##### DATA IN THIS EXERCISE #####

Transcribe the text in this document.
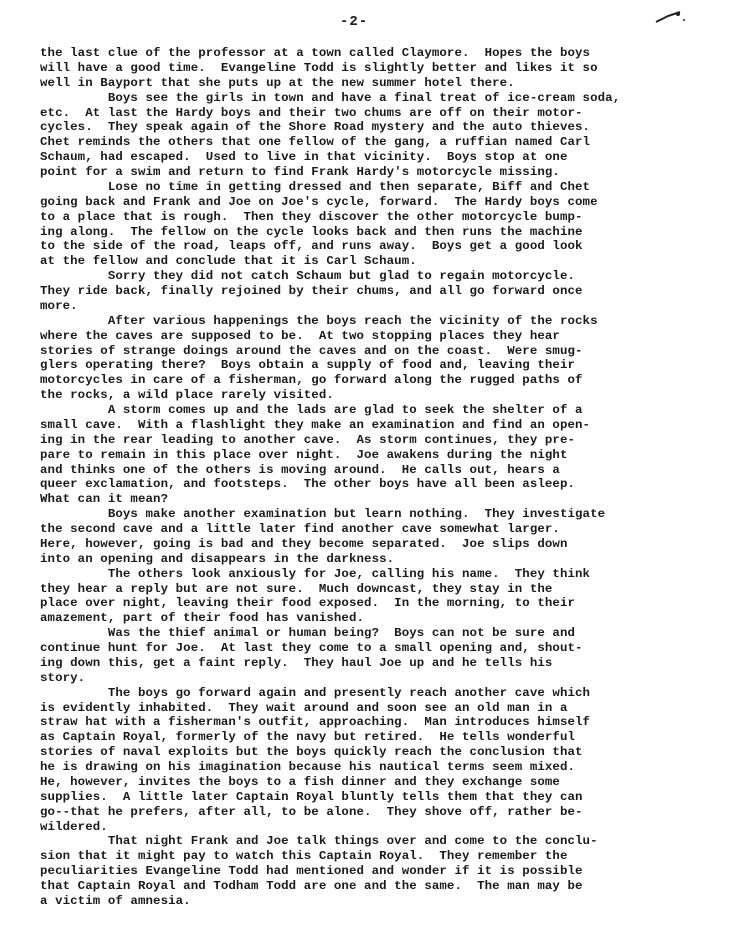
-2-
the last clue of the professor at a town called Claymore.  Hopes the boys
will have a good time.  Evangeline Todd is slightly better and likes it so
well in Bayport that she puts up at the new summer hotel there.
Boys see the girls in town and have a final treat of ice-cream soda,
etc.  At last the Hardy boys and their two chums are off on their motor-
cycles.  They speak again of the Shore Road mystery and the auto thieves.
Chet reminds the others that one fellow of the gang, a ruffian named Carl
Schaum, had escaped.  Used to live in that vicinity.  Boys stop at one
point for a swim and return to find Frank Hardy's motorcycle missing.
Lose no time in getting dressed and then separate, Biff and Chet
going back and Frank and Joe on Joe's cycle, forward.  The Hardy boys come
to a place that is rough.  Then they discover the other motorcycle bump-
ing along.  The fellow on the cycle looks back and then runs the machine
to the side of the road, leaps off, and runs away.  Boys get a good look
at the fellow and conclude that it is Carl Schaum.
Sorry they did not catch Schaum but glad to regain motorcycle.
They ride back, finally rejoined by their chums, and all go forward once
more.
After various happenings the boys reach the vicinity of the rocks
where the caves are supposed to be.  At two stopping places they hear
stories of strange doings around the caves and on the coast.  Were smug-
glers operating there?  Boys obtain a supply of food and, leaving their
motorcycles in care of a fisherman, go forward along the rugged paths of
the rocks, a wild place rarely visited.
A storm comes up and the lads are glad to seek the shelter of a
small cave.  With a flashlight they make an examination and find an open-
ing in the rear leading to another cave.  As storm continues, they pre-
pare to remain in this place over night.  Joe awakens during the night
and thinks one of the others is moving around.  He calls out, hears a
queer exclamation, and footsteps.  The other boys have all been asleep.
What can it mean?
Boys make another examination but learn nothing.  They investigate
the second cave and a little later find another cave somewhat larger.
Here, however, going is bad and they become separated.  Joe slips down
into an opening and disappears in the darkness.
The others look anxiously for Joe, calling his name.  They think
they hear a reply but are not sure.  Much downcast, they stay in the
place over night, leaving their food exposed.  In the morning, to their
amazement, part of their food has vanished.
Was the thief animal or human being?  Boys can not be sure and
continue hunt for Joe.  At last they come to a small opening and, shout-
ing down this, get a faint reply.  They haul Joe up and he tells his
story.
The boys go forward again and presently reach another cave which
is evidently inhabited.  They wait around and soon see an old man in a
straw hat with a fisherman's outfit, approaching.  Man introduces himself
as Captain Royal, formerly of the navy but retired.  He tells wonderful
stories of naval exploits but the boys quickly reach the conclusion that
he is drawing on his imagination because his nautical terms seem mixed.
He, however, invites the boys to a fish dinner and they exchange some
supplies.  A little later Captain Royal bluntly tells them that they can
go--that he prefers, after all, to be alone.  They shove off, rather be-
wildered.
That night Frank and Joe talk things over and come to the conclu-
sion that it might pay to watch this Captain Royal.  They remember the
peculiarities Evangeline Todd had mentioned and wonder if it is possible
that Captain Royal and Todham Todd are one and the same.  The man may be
a victim of amnesia.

#####

- **SHORT PROBLEM**
Scan the listing above and identify each line holding the string "runs"; copy every such line.

- **RESULT BELOW**
ing along.  The fellow on the cycle looks back and then runs the machine
to the side of the road, leaps off, and runs away.  Boys get a good look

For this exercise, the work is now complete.